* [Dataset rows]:
----

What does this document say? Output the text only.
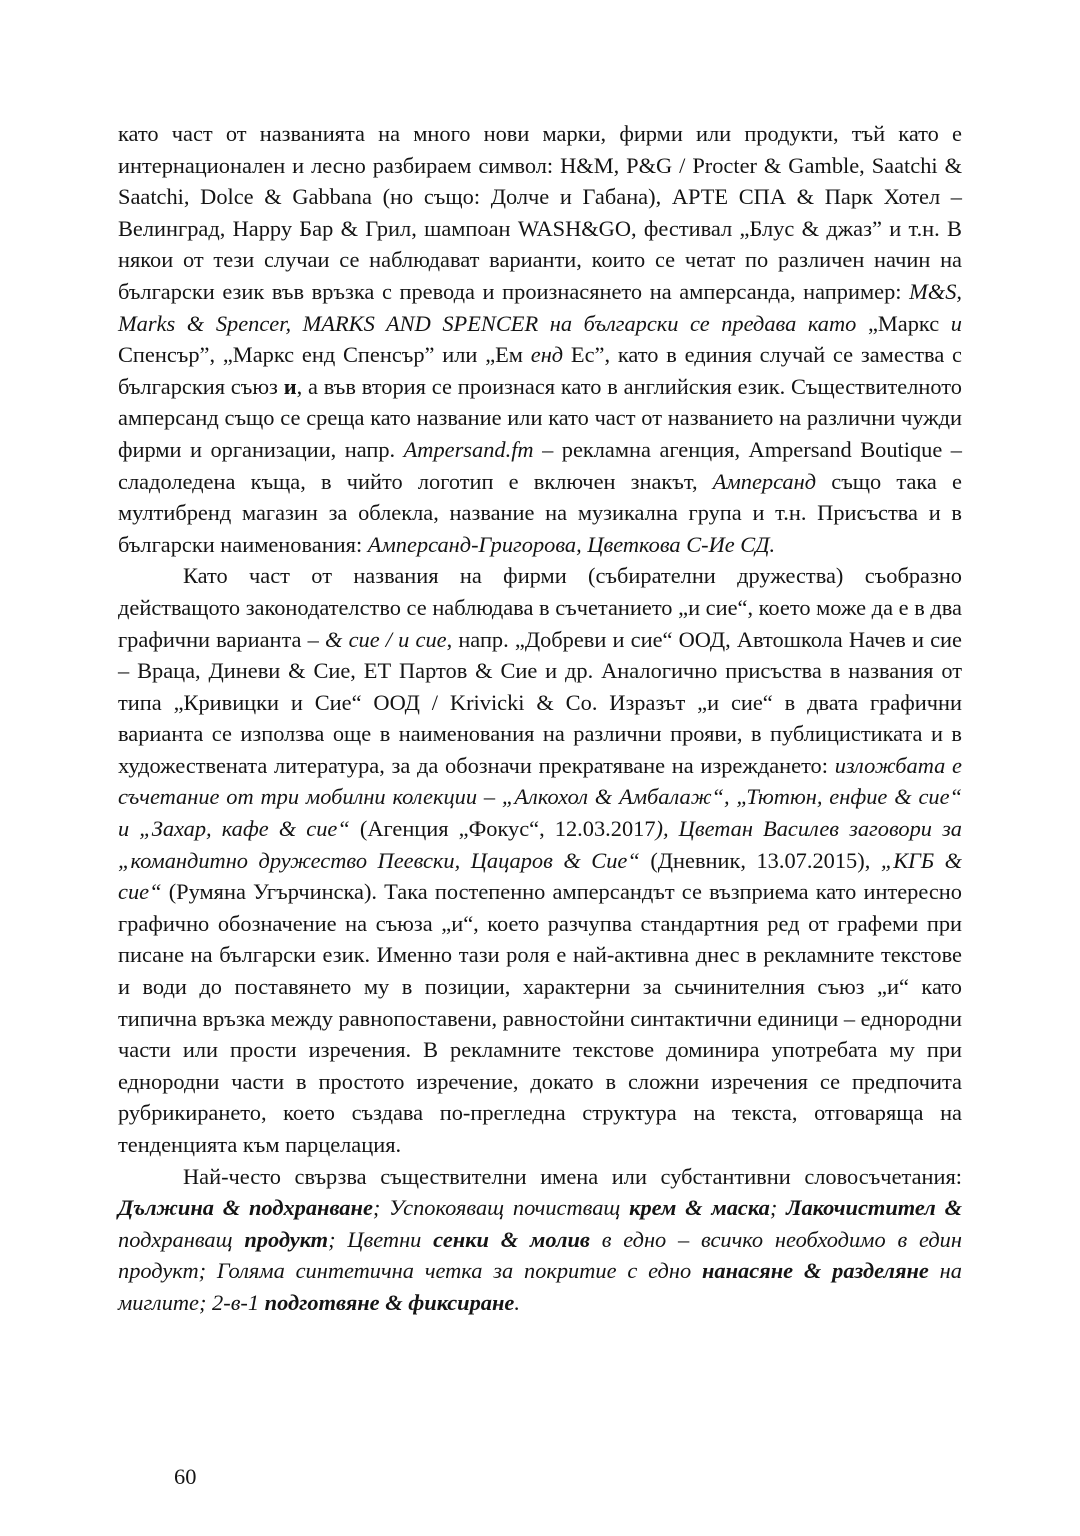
като част от названията на много нови марки, фирми или продукти, тъй като е интернационален и лесно разбираем символ: H&M, P&G / Procter & Gamble, Saatchi & Saatchi, Dolce & Gabbana (но също: Долче и Габана), АРТЕ СПА & Парк Хотел – Велинград, Нарру Бар & Грил, шампоан WASH&GO, фестивал „Блус & джаз” и т.н. В някои от тези случаи се наблюдават варианти, които се четат по различен начин на български език във връзка с превода и произнасянето на амперсанда, например: M&S, Marks & Spencer, MARKS AND SPENCER на български се предава като „Маркс и Спенсър”, „Маркс енд Спенсър” или „Ем енд Ес”, като в единия случай се замества с българския съюз и, а във втория се произнася като в английския език. Съществителното амперсанд също се среща като название или като част от названието на различни чужди фирми и организации, напр. Ampersand.fm – рекламна агенция, Ampersand Boutique – сладоледена къща, в чийто логотип е включен знакът, Амперсанд също така е мултибренд магазин за облекла, название на музикална група и т.н. Присъства и в български наименования: Амперсанд-Григорова, Цветкова С-Ие СД.

Като част от названия на фирми (събирателни дружества) съобразно действащото законодателство се наблюдава в съчетанието „и сие“, което може да е в два графични варианта – & сие / и сие, напр. „Добреви и сие“ ООД, Автошкола Начев и сие – Враца, Диневи & Сие, ЕТ Партов & Сие и др. Аналогично присъства в названия от типа „Кривицки и Сие“ ООД / Krivicki & Co. Изразът „и сие“ в двата графични варианта се използва още в наименования на различни прояви, в публицистиката и в художествената литература, за да обозначи прекратяване на изреждането: изложбата е съчетание от три мобилни колекции – „Алкохол & Амбалаж“, „Тютюн, енфие & сие“ и „Захар, кафе & сие“ (Агенция „Фокус“, 12.03.2017), Цветан Василев заговори за „командитно дружество Пеевски, Цацаров & Сие“ (Дневник, 13.07.2015), „КГБ & сие“ (Румяна Угърчинска). Така постепенно амперсандът се възприема като интересно графично обозначение на съюза „и“, което разчупва стандартния ред от графеми при писане на български език. Именно тази роля е най-активна днес в рекламните текстове и води до поставянето му в позиции, характерни за сьчинителния съюз „и“ като типична връзка между равнопоставени, равностойни синтактични единици – еднородни части или прости изречения. В рекламните текстове доминира употребата му при еднородни части в простото изречение, докато в сложни изречения се предпочита рубрикирането, което създава по-прегледна структура на текста, отговаряща на тенденцията към парцелация.

Най-често свързва съществителни имена или субстантивни словосъчетания: Дължина & подхранване; Успокояващ почистващ крем & маска; Лакочистител & подхранващ продукт; Цветни сенки & молив в едно – всичко необходимо в един продукт; Голяма синтетична четка за покритие с едно нанасяне & разделяне на миглите; 2-в-1 подготвяне & фиксиране.

60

----

* [What the task asks]:
Your copy should match the entries exactly, minus the pictures.

* [Solution to this exercise]:
What does this document say? Output the text only.
като част от названията на много нови марки, фирми или продукти, тъй като е интернационален и лесно разбираем символ: H&M, P&G / Procter & Gamble, Saatchi & Saatchi, Dolce & Gabbana (но също: Долче и Габана), АРТЕ СПА & Парк Хотел – Велинград, Нарру Бар & Грил, шампоан WASH&GO, фестивал „Блус & джаз” и т.н. В някои от тези случаи се наблюдават варианти, които се четат по различен начин на български език във връзка с превода и произнасянето на амперсанда, например: M&S, Marks & Spencer, MARKS AND SPENCER на български се предава като „Маркс и Спенсър”, „Маркс енд Спенсър” или „Ем енд Ес”, като в единия случай се замества с българския съюз и, а във втория се произнася като в английския език. Съществителното амперсанд също се среща като название или като част от названието на различни чужди фирми и организации, напр. Ampersand.fm – рекламна агенция, Ampersand Boutique – сладоледена къща, в чийто логотип е включен знакът, Амперсанд също така е мултибренд магазин за облекла, название на музикална група и т.н. Присъства и в български наименования: Амперсанд-Григорова, Цветкова С-Ие СД.

Като част от названия на фирми (събирателни дружества) съобразно действащото законодателство се наблюдава в съчетанието „и сие“, което може да е в два графични варианта – & сие / и сие, напр. „Добреви и сие“ ООД, Автошкола Начев и сие – Враца, Диневи & Сие, ЕТ Партов & Сие и др. Аналогично присъства в названия от типа „Кривицки и Сие“ ООД / Krivicki & Co. Изразът „и сие“ в двата графични варианта се използва още в наименования на различни прояви, в публицистиката и в художествената литература, за да обозначи прекратяване на изреждането: изложбата е съчетание от три мобилни колекции – „Алкохол & Амбалаж“, „Тютюн, енфие & сие“ и „Захар, кафе & сие“ (Агенция „Фокус“, 12.03.2017), Цветан Василев заговори за „командитно дружество Пеевски, Цацаров & Сие“ (Дневник, 13.07.2015), „КГБ & сие“ (Румяна Угърчинска). Така постепенно амперсандът се възприема като интересно графично обозначение на съюза „и“, което разчупва стандартния ред от графеми при писане на български език. Именно тази роля е най-активна днес в рекламните текстове и води до поставянето му в позиции, характерни за сьчинителния съюз „и“ като типична връзка между равнопоставени, равностойни синтактични единици – еднородни части или прости изречения. В рекламните текстове доминира употребата му при еднородни части в простото изречение, докато в сложни изречения се предпочита рубрикирането, което създава по-прегледна структура на текста, отговаряща на тенденцията към парцелация.

Най-често свързва съществителни имена или субстантивни словосъчетания: Дължина & подхранване; Успокояващ почистващ крем & маска; Лакочистител & подхранващ продукт; Цветни сенки & молив в едно – всичко необходимо в един продукт; Голяма синтетична четка за покритие с едно нанасяне & разделяне на миглите; 2-в-1 подготвяне & фиксиране.

60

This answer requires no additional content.